:: Aim ::
For every line in the data below that contains "Discount", copy the line.
•••
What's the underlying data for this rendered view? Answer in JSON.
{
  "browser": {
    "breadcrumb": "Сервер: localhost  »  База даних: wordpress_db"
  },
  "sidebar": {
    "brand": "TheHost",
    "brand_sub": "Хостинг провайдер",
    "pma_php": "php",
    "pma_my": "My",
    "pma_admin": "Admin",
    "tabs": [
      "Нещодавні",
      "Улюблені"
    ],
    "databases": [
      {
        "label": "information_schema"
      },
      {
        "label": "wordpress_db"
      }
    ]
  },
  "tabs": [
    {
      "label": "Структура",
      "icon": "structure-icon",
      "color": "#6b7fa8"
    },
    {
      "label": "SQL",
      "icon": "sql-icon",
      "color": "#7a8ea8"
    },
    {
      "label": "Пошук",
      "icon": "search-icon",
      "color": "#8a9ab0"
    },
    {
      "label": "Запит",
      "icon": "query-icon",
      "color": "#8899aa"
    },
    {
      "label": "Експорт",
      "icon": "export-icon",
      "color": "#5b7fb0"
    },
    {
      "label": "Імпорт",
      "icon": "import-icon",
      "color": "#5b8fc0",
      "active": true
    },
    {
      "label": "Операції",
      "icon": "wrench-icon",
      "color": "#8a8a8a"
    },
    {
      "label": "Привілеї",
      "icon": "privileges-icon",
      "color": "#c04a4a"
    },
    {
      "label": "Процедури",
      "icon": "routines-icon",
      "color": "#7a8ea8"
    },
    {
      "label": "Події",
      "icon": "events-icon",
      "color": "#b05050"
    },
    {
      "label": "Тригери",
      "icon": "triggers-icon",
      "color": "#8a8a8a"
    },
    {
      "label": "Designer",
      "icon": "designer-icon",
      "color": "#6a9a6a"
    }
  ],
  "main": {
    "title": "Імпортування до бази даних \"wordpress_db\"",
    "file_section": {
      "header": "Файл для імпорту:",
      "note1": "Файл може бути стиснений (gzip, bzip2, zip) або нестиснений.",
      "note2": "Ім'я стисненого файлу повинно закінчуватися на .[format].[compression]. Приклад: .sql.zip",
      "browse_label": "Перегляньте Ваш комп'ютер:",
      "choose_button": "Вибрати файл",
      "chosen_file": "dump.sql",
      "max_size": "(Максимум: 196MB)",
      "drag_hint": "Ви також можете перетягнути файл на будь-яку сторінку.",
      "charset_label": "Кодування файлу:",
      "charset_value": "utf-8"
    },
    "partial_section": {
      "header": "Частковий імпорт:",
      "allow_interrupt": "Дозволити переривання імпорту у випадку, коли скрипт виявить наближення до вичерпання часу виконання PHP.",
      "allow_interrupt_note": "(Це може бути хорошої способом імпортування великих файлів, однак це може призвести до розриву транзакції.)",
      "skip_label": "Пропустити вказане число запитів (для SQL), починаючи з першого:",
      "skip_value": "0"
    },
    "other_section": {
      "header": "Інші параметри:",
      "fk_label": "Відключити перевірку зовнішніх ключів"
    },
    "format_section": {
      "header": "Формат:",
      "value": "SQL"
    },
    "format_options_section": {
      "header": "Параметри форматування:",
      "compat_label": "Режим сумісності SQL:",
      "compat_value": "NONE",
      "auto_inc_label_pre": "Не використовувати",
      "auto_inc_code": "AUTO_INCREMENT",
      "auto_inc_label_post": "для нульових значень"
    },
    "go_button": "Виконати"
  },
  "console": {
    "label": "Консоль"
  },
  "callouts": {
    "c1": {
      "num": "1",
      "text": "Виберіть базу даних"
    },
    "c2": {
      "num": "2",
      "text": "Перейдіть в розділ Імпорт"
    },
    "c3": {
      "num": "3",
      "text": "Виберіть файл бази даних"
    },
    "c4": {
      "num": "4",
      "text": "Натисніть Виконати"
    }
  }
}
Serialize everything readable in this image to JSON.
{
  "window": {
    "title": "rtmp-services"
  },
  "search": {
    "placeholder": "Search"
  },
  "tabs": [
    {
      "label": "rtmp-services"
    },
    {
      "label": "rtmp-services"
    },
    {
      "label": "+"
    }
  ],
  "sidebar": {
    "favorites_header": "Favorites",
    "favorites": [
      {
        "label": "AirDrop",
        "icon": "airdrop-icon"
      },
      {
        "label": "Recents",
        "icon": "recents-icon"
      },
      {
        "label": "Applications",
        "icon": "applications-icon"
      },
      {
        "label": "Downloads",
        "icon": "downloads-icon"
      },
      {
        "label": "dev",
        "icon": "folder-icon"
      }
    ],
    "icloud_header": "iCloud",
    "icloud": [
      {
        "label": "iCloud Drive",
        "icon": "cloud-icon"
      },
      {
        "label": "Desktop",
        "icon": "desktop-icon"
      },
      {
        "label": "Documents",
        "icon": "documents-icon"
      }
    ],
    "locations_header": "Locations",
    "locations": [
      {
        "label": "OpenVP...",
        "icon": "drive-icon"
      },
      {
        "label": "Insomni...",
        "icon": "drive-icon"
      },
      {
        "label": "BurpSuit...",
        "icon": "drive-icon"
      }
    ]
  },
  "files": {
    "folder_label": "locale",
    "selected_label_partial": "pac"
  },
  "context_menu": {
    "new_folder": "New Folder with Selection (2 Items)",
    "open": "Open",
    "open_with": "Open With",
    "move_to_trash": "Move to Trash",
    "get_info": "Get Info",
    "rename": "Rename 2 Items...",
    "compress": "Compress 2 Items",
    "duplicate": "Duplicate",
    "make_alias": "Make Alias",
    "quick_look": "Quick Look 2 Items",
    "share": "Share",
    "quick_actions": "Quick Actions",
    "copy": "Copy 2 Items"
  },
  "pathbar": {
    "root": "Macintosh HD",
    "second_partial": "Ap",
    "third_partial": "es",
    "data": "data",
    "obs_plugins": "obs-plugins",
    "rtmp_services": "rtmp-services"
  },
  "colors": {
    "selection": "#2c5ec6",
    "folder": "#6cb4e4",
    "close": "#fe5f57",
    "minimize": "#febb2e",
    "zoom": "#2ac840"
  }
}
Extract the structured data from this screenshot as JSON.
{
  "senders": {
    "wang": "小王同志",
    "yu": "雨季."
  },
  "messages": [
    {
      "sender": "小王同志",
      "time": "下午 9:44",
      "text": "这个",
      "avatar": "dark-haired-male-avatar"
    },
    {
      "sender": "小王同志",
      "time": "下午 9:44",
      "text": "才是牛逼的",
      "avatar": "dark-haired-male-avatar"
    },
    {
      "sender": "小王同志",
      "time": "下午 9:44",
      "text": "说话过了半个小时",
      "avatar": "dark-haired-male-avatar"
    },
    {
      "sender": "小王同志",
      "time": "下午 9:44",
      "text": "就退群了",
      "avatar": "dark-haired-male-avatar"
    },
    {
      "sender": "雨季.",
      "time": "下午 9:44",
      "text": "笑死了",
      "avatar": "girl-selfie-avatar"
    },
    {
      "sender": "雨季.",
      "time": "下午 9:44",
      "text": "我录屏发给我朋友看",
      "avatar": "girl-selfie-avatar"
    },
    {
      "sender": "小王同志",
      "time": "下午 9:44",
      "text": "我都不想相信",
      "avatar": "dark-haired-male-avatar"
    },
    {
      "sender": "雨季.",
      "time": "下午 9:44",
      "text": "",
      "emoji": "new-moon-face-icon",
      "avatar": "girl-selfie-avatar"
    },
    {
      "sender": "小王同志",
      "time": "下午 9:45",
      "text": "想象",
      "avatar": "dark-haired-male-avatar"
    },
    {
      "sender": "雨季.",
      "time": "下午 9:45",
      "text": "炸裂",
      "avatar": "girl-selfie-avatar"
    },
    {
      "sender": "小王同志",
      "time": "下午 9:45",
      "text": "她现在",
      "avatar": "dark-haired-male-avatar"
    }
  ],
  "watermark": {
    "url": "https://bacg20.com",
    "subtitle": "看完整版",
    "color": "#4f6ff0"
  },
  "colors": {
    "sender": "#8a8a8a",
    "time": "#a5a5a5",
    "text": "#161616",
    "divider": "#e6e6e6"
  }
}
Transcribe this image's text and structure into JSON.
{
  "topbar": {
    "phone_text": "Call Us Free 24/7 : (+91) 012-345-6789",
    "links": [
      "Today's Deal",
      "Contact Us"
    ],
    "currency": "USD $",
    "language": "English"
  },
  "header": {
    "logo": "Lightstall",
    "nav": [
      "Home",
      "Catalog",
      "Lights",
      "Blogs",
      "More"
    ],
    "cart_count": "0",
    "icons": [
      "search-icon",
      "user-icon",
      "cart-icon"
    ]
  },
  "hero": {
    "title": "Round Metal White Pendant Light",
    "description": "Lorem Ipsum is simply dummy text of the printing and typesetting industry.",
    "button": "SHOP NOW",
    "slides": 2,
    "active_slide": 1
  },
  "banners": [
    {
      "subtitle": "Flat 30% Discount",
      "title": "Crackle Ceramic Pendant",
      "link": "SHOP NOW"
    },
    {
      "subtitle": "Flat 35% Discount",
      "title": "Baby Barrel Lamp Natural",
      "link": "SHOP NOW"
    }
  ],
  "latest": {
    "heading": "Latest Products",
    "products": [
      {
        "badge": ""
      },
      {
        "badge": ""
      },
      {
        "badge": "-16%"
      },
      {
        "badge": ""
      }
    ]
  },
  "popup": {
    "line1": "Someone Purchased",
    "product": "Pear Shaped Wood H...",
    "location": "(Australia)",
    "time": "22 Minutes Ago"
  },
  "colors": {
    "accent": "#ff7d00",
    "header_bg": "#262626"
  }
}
•••
:: Solution to this task ::
      "subtitle": "Flat 30% Discount",
      "subtitle": "Flat 35% Discount",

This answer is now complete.